* Task requirements
Your task is to copy every line of the entries that contains "Output".

* Entries
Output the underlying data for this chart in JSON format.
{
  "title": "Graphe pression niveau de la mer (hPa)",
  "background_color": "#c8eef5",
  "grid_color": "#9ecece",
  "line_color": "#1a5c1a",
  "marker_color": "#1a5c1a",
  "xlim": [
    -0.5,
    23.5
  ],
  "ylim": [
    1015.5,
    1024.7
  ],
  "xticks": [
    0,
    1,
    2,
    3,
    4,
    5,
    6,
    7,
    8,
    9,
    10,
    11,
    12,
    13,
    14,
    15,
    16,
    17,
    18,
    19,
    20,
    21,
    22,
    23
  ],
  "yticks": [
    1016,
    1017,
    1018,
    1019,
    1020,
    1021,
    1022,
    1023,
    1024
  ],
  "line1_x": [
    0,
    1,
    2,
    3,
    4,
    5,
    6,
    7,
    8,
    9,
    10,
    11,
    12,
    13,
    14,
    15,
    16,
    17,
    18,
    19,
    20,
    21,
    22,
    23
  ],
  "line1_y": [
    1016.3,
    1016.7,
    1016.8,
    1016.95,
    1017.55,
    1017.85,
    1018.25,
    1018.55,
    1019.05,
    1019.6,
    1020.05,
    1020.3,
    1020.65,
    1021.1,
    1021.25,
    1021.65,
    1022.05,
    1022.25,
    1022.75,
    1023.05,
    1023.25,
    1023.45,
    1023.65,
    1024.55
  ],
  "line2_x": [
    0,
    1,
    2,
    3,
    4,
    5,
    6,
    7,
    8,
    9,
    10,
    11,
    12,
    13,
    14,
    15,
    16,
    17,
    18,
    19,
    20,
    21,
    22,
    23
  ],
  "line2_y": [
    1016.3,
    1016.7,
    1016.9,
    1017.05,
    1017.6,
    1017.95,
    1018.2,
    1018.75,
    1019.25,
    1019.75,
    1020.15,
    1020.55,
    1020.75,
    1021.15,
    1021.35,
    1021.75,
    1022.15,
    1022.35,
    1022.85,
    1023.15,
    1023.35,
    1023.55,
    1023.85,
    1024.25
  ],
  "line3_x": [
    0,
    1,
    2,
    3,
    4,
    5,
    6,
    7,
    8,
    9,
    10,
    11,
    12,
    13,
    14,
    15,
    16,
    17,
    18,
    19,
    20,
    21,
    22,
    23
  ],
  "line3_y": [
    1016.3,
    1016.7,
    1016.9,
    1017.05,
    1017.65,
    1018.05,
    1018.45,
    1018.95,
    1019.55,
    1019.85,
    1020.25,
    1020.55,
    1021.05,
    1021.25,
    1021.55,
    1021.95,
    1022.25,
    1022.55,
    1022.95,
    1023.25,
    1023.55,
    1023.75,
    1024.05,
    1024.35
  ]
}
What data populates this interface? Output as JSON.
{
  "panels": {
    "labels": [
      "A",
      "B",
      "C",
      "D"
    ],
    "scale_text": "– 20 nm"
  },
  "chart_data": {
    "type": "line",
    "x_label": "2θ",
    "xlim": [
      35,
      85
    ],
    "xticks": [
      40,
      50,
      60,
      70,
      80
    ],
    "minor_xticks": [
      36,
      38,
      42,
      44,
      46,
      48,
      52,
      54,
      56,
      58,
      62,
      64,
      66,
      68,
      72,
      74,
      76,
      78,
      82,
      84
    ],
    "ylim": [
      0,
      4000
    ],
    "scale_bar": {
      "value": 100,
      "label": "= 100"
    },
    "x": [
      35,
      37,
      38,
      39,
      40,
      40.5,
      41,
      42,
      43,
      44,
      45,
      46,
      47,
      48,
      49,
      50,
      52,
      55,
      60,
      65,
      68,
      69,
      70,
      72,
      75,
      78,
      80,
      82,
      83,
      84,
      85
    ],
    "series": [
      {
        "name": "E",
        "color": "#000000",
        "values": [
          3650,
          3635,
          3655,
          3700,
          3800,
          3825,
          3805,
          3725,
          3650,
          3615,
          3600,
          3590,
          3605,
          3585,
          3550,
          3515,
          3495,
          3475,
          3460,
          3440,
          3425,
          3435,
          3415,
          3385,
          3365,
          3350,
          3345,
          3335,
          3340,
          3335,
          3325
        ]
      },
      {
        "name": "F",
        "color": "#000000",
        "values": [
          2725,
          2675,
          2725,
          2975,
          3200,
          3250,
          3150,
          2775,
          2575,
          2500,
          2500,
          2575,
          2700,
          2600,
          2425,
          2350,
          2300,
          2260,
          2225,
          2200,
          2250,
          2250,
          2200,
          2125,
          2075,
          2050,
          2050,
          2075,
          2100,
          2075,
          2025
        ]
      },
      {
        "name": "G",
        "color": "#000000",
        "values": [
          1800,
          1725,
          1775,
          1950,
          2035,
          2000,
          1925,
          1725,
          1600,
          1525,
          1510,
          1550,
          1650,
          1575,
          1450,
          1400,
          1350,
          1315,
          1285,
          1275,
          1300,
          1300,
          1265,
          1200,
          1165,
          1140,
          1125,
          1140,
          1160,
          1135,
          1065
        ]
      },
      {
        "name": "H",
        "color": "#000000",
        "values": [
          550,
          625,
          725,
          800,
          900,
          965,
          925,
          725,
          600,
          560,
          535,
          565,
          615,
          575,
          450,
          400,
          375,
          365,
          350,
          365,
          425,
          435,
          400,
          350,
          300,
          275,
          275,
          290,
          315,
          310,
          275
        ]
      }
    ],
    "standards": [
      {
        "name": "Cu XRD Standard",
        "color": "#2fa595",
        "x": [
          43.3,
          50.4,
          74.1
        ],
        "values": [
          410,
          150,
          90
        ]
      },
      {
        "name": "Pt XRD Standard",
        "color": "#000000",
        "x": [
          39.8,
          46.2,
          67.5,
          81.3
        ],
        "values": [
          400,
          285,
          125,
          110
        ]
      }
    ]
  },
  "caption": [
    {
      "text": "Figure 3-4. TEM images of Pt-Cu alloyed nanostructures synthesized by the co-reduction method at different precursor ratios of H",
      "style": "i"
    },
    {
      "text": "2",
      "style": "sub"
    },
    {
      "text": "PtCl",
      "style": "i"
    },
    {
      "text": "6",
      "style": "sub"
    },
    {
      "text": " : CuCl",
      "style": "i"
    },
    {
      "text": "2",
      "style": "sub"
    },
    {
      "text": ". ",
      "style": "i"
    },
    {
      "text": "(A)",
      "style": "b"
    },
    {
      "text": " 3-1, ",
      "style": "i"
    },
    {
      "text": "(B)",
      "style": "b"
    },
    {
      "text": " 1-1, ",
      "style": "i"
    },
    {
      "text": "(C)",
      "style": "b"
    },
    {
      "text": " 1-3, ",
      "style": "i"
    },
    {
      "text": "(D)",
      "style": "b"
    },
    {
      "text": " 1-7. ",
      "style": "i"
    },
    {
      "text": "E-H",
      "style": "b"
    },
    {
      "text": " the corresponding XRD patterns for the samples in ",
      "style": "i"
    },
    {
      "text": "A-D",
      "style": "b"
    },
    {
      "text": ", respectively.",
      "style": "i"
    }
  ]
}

* Solution to the problem
Output the underlying data for this chart in JSON format.
What data populates this interface? Output as JSON.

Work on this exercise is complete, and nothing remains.